▸ **AIM OF THE EXERCISE**: From the entries below, say how many lines carry the word "acting", and give nothing but the number.
◇ ◇ ◇ ◇ ◇
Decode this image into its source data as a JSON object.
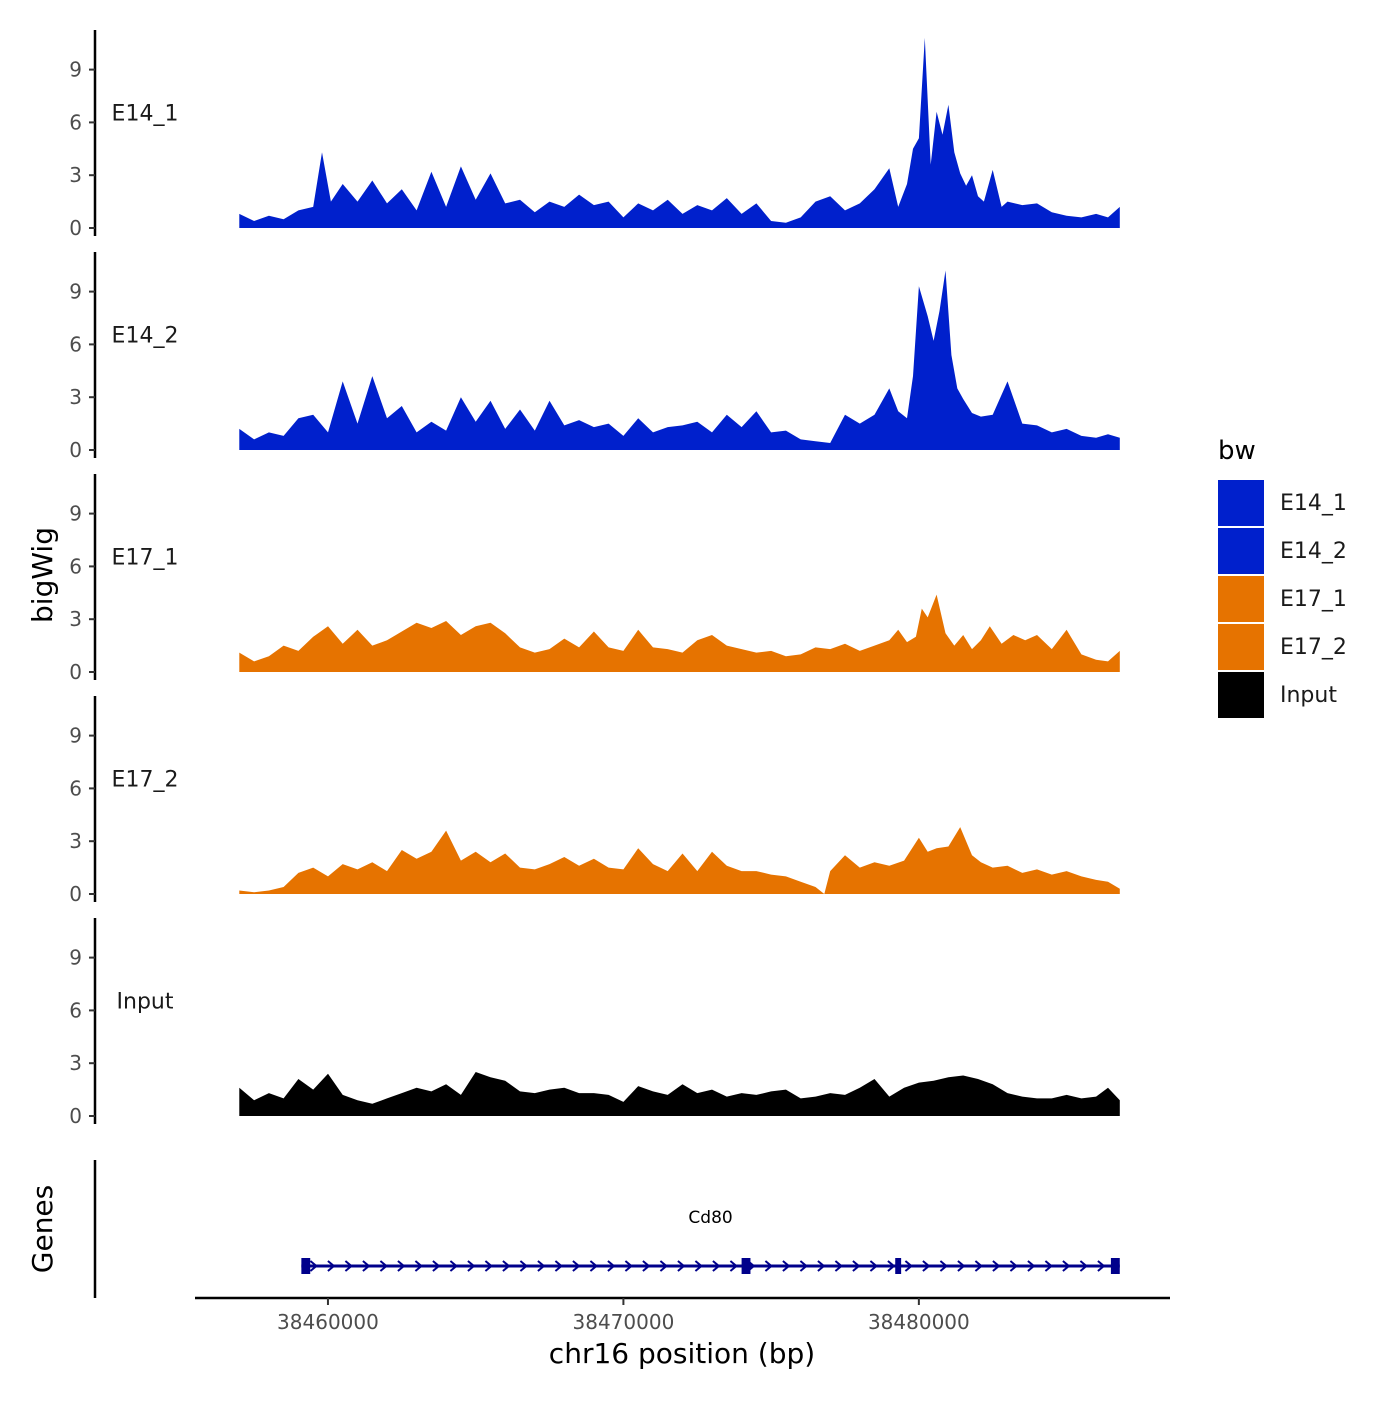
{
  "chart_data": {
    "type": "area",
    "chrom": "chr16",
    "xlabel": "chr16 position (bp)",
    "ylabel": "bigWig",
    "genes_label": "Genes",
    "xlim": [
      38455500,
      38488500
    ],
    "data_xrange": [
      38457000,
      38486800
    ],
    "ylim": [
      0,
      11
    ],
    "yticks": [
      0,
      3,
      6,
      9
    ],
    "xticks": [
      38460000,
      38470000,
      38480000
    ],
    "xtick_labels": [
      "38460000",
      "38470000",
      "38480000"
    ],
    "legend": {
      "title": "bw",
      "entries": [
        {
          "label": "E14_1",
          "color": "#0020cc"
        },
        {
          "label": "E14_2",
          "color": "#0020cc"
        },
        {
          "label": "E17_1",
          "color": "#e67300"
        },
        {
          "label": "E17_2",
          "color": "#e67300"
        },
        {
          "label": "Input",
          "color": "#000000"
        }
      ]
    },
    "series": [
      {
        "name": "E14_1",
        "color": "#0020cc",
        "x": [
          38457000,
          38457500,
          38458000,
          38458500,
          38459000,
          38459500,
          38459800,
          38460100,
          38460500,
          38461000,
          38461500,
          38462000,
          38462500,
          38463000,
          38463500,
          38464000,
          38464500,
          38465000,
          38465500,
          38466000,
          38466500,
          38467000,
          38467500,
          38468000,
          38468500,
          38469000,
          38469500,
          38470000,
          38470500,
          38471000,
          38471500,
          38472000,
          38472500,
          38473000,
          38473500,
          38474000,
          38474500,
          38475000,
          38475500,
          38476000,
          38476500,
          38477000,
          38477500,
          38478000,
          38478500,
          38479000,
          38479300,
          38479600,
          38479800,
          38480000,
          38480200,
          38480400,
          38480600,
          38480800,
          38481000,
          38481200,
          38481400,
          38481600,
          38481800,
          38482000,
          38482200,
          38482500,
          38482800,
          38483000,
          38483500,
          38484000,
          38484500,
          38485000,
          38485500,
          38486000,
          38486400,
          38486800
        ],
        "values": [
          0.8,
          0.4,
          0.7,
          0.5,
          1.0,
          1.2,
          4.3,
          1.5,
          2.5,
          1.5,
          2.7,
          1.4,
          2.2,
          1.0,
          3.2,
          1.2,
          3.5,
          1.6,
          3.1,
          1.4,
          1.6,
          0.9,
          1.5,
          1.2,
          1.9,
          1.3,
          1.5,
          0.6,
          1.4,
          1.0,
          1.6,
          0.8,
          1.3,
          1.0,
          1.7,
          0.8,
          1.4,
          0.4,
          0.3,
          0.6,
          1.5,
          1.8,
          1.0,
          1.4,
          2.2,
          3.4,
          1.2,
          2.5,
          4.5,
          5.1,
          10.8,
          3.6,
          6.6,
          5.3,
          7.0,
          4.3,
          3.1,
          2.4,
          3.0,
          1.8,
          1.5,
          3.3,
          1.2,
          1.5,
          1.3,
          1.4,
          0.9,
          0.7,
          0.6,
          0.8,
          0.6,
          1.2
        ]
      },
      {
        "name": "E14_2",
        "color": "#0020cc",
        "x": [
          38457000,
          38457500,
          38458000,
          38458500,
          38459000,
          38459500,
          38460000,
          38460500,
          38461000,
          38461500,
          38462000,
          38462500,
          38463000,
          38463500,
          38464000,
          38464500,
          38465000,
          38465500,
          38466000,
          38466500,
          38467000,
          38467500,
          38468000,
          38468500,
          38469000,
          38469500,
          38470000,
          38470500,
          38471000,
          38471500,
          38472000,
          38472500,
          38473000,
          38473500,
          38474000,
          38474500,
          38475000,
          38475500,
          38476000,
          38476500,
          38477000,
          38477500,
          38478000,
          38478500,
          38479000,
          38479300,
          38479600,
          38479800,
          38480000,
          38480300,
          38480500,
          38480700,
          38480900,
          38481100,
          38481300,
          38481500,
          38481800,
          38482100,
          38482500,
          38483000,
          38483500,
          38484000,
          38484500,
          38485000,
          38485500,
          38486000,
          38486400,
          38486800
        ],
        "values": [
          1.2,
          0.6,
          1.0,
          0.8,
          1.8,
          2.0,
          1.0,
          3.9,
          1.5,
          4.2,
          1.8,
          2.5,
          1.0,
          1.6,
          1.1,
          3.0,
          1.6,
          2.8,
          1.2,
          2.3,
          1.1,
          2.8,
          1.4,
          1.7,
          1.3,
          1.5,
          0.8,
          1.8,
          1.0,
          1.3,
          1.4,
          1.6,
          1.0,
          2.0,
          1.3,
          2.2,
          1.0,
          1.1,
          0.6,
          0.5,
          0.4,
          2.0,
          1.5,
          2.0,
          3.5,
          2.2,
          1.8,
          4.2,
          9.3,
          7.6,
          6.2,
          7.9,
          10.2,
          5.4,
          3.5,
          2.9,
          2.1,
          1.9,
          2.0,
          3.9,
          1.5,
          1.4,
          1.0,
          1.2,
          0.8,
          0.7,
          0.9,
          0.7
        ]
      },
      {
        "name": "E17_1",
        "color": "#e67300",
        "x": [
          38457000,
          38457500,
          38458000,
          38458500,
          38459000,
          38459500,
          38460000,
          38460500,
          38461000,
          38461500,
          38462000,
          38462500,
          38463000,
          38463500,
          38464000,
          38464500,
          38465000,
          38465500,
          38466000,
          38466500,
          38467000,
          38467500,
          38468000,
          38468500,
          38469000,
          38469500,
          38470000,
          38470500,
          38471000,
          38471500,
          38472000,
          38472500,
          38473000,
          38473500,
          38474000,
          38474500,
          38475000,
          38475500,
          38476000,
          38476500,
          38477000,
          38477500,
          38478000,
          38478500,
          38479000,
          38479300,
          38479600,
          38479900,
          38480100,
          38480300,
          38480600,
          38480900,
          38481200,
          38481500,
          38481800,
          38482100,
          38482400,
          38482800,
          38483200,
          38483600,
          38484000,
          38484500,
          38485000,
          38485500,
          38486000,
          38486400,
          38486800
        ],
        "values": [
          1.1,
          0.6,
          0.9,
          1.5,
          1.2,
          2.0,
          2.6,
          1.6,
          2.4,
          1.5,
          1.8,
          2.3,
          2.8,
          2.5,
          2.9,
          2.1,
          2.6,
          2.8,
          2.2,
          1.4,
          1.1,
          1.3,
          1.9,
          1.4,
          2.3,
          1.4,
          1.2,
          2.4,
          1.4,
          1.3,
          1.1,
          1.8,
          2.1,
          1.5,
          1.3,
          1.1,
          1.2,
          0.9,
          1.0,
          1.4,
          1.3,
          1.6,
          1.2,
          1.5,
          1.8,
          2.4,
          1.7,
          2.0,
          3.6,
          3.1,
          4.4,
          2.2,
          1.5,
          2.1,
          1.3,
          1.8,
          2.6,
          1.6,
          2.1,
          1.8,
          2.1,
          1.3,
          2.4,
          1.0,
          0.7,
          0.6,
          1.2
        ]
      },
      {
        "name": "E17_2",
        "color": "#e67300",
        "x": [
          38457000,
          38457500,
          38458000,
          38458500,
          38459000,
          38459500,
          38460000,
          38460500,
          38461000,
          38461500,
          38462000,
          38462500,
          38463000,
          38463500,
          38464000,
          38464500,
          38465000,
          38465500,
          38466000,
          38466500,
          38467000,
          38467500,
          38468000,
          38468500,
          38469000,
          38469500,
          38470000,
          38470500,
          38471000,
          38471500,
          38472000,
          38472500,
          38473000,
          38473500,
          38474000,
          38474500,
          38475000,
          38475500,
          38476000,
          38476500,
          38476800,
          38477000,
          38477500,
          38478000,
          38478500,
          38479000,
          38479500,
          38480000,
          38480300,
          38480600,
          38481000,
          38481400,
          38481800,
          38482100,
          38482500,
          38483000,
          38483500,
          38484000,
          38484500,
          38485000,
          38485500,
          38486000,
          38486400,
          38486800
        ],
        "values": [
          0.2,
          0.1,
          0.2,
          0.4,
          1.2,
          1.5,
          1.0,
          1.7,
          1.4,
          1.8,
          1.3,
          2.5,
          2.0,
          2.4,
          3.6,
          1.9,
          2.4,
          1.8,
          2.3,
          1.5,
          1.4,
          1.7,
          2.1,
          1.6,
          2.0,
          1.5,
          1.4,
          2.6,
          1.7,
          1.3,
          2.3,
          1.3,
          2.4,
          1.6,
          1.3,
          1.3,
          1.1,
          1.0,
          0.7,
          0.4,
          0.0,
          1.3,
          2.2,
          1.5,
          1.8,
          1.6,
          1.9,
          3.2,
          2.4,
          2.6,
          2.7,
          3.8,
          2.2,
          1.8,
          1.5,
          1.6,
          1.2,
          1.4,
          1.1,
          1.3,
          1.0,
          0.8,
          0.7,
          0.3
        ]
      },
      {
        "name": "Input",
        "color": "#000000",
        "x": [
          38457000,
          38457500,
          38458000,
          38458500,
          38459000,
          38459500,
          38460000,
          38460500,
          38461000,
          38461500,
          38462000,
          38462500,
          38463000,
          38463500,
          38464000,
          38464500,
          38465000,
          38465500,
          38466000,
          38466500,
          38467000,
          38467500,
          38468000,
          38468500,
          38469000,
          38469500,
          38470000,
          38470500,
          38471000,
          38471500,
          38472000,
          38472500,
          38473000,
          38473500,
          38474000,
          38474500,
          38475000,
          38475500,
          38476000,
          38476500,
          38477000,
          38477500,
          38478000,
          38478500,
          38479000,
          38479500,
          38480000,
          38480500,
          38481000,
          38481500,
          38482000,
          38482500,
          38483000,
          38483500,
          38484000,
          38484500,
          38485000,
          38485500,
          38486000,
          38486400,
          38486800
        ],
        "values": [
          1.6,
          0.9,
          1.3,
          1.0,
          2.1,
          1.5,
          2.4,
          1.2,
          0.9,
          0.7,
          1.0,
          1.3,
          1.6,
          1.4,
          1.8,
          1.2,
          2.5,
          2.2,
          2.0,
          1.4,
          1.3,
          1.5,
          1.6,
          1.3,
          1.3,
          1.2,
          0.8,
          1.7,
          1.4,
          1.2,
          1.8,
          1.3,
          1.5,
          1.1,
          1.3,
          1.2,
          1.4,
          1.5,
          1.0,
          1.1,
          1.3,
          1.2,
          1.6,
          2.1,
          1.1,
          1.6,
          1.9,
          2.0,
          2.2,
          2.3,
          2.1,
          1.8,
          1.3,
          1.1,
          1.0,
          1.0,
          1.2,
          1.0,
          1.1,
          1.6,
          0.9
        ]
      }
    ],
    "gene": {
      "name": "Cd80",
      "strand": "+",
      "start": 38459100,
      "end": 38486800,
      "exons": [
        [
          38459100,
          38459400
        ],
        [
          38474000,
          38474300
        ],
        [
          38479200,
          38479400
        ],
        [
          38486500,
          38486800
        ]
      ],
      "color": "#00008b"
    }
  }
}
◇ ◇ ◇ ◇ ◇
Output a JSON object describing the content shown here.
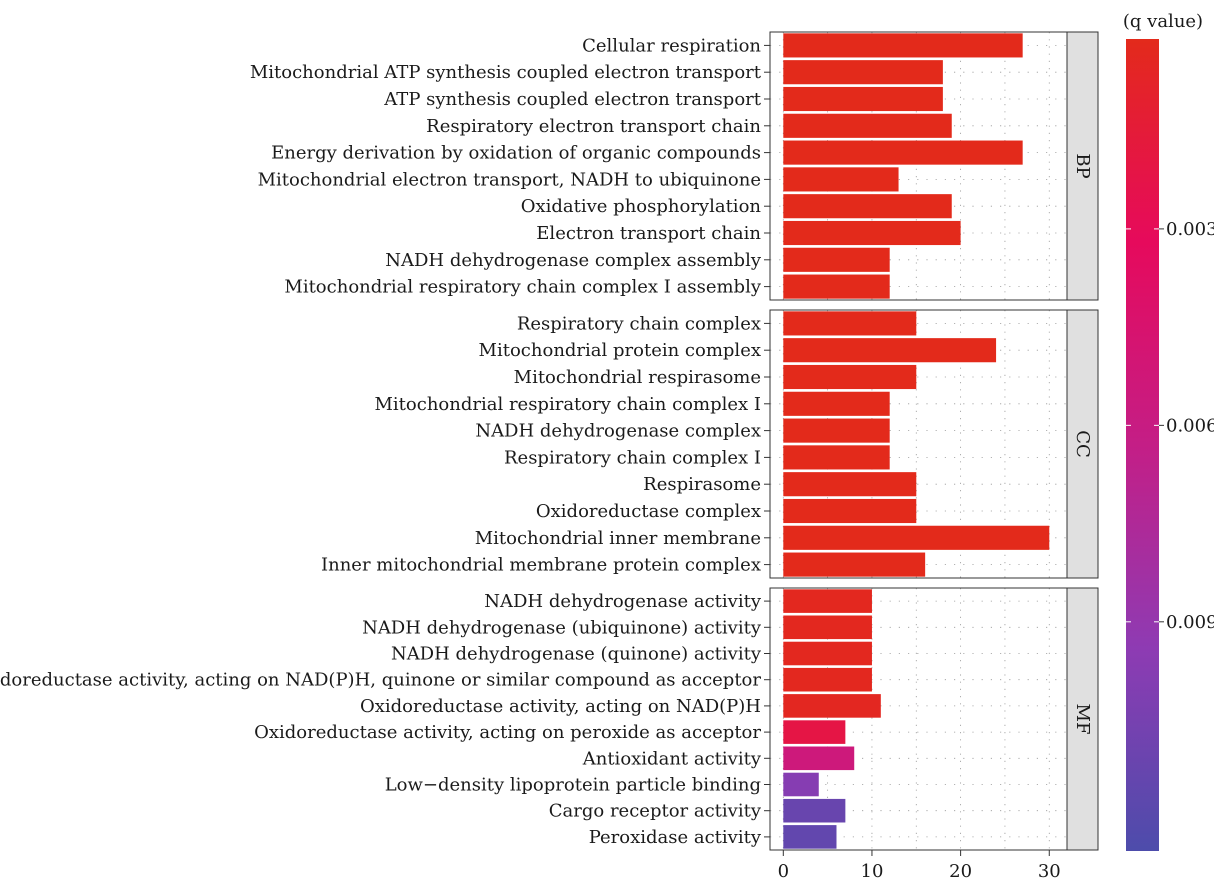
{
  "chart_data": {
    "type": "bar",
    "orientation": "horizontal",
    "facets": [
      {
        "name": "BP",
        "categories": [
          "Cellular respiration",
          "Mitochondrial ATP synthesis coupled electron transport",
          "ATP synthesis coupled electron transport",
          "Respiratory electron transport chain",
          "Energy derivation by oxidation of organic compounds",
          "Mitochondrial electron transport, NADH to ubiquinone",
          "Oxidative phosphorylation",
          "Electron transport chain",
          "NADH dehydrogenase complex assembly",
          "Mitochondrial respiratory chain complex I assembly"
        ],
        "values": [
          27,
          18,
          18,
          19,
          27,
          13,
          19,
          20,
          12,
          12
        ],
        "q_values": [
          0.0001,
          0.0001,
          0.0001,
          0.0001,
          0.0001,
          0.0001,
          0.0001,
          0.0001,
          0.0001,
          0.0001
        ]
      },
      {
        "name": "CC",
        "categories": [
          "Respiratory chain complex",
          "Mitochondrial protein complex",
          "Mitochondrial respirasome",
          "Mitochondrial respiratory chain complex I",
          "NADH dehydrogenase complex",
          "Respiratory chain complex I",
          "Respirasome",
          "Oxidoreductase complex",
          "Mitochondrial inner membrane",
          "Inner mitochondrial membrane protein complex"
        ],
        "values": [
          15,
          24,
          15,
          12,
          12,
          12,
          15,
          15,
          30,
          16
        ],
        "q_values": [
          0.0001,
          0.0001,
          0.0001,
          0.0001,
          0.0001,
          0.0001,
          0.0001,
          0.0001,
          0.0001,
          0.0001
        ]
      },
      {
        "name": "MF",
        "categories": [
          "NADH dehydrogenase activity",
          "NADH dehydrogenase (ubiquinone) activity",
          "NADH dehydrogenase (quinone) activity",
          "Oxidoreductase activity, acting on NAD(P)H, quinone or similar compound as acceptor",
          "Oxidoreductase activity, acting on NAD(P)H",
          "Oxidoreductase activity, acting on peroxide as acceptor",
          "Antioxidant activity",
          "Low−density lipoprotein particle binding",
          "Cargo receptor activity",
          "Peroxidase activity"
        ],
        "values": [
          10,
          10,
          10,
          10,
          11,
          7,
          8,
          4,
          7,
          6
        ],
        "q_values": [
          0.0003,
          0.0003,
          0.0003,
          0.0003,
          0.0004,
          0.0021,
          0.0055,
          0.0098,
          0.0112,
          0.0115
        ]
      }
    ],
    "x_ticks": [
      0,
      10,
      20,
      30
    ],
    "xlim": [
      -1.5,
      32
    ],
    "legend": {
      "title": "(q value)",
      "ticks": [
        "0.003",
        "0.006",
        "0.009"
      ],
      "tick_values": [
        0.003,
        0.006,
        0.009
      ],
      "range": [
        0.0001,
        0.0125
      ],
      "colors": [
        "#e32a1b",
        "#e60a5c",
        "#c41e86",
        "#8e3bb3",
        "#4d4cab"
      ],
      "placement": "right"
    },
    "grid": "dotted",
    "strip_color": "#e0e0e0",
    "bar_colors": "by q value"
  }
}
◇ ◇ ◇ ◇ ◇
▸ **YOUR RESPONSE**: 3